"""

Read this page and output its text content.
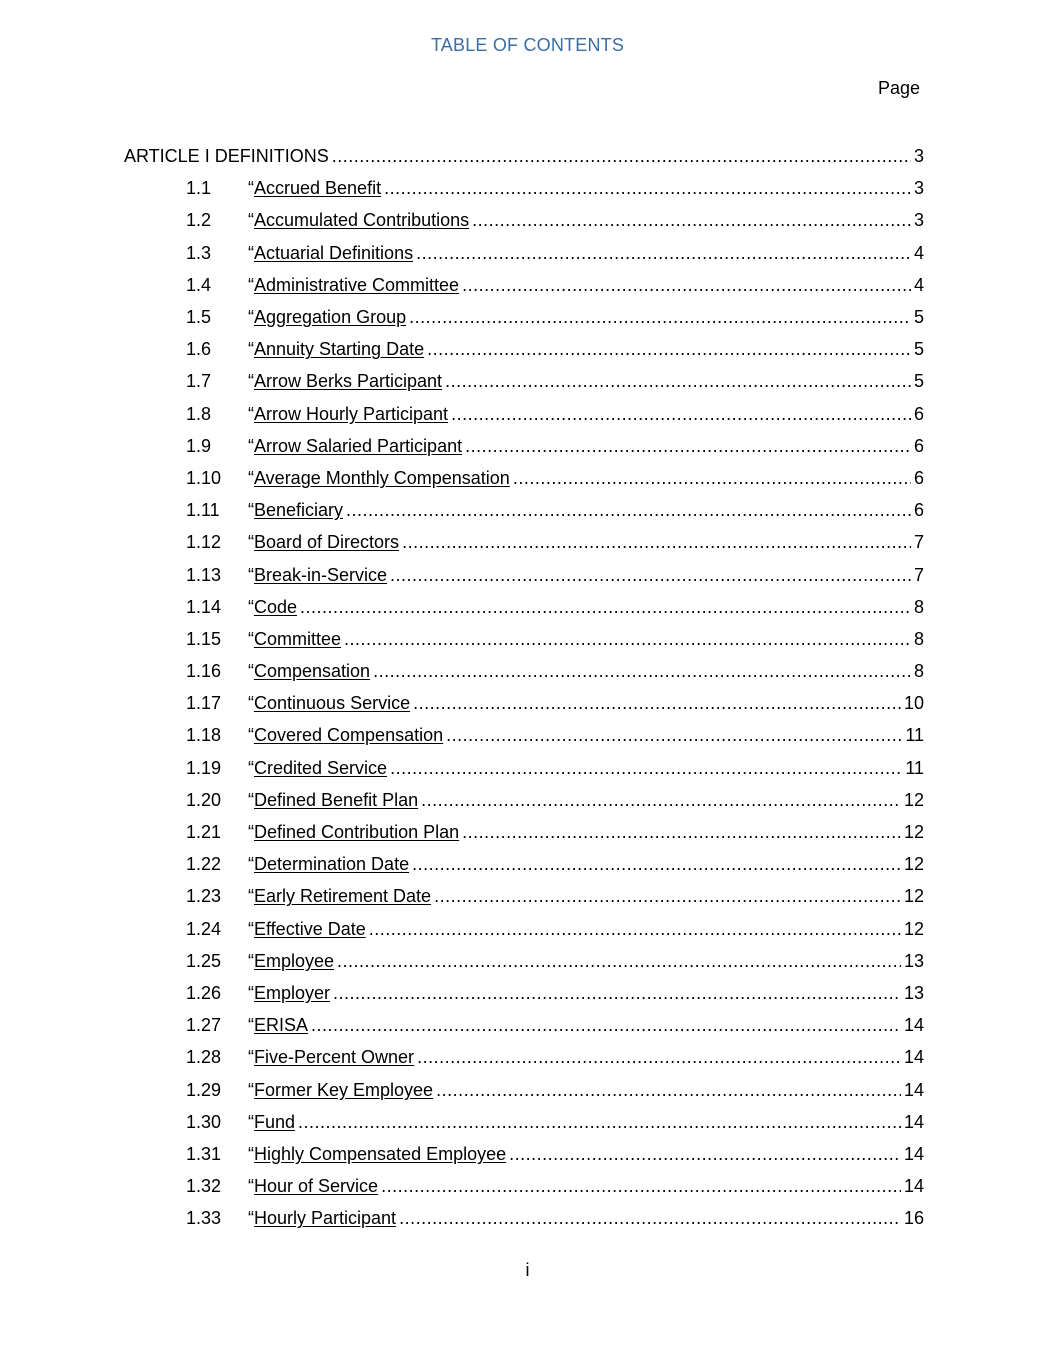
TABLE OF CONTENTS
Page
ARTICLE I DEFINITIONS .....	3
1.1	“Accrued Benefit .....	3
1.2	“Accumulated Contributions .....	3
1.3	“Actuarial Definitions .....	4
1.4	“Administrative Committee .....	4
1.5	“Aggregation Group .....	5
1.6	“Annuity Starting Date .....	5
1.7	“Arrow Berks Participant .....	5
1.8	“Arrow Hourly Participant .....	6
1.9	“Arrow Salaried Participant .....	6
1.10	“Average Monthly Compensation .....	6
1.11	“Beneficiary .....	6
1.12	“Board of Directors .....	7
1.13	“Break-in-Service .....	7
1.14	“Code .....	8
1.15	“Committee .....	8
1.16	“Compensation .....	8
1.17	“Continuous Service .....	10
1.18	“Covered Compensation .....	11
1.19	“Credited Service .....	11
1.20	“Defined Benefit Plan .....	12
1.21	“Defined Contribution Plan .....	12
1.22	“Determination Date .....	12
1.23	“Early Retirement Date .....	12
1.24	“Effective Date .....	12
1.25	“Employee .....	13
1.26	“Employer .....	13
1.27	“ERISA .....	14
1.28	“Five-Percent Owner .....	14
1.29	“Former Key Employee .....	14
1.30	“Fund .....	14
1.31	“Highly Compensated Employee .....	14
1.32	“Hour of Service .....	14
1.33	“Hourly Participant .....	16
i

"""

* [WORK TO COMPLETE]: Copy out each record shown above without alteration, skipping any picture.

* [EXPECTED ANSWER]:
Read this page and output its text content.
TABLE OF CONTENTS
Page
ARTICLE I DEFINITIONS .....	3
1.1	“Accrued Benefit .....	3
1.2	“Accumulated Contributions .....	3
1.3	“Actuarial Definitions .....	4
1.4	“Administrative Committee .....	4
1.5	“Aggregation Group .....	5
1.6	“Annuity Starting Date .....	5
1.7	“Arrow Berks Participant .....	5
1.8	“Arrow Hourly Participant .....	6
1.9	“Arrow Salaried Participant .....	6
1.10	“Average Monthly Compensation .....	6
1.11	“Beneficiary .....	6
1.12	“Board of Directors .....	7
1.13	“Break-in-Service .....	7
1.14	“Code .....	8
1.15	“Committee .....	8
1.16	“Compensation .....	8
1.17	“Continuous Service .....	10
1.18	“Covered Compensation .....	11
1.19	“Credited Service .....	11
1.20	“Defined Benefit Plan .....	12
1.21	“Defined Contribution Plan .....	12
1.22	“Determination Date .....	12
1.23	“Early Retirement Date .....	12
1.24	“Effective Date .....	12
1.25	“Employee .....	13
1.26	“Employer .....	13
1.27	“ERISA .....	14
1.28	“Five-Percent Owner .....	14
1.29	“Former Key Employee .....	14
1.30	“Fund .....	14
1.31	“Highly Compensated Employee .....	14
1.32	“Hour of Service .....	14
1.33	“Hourly Participant .....	16
i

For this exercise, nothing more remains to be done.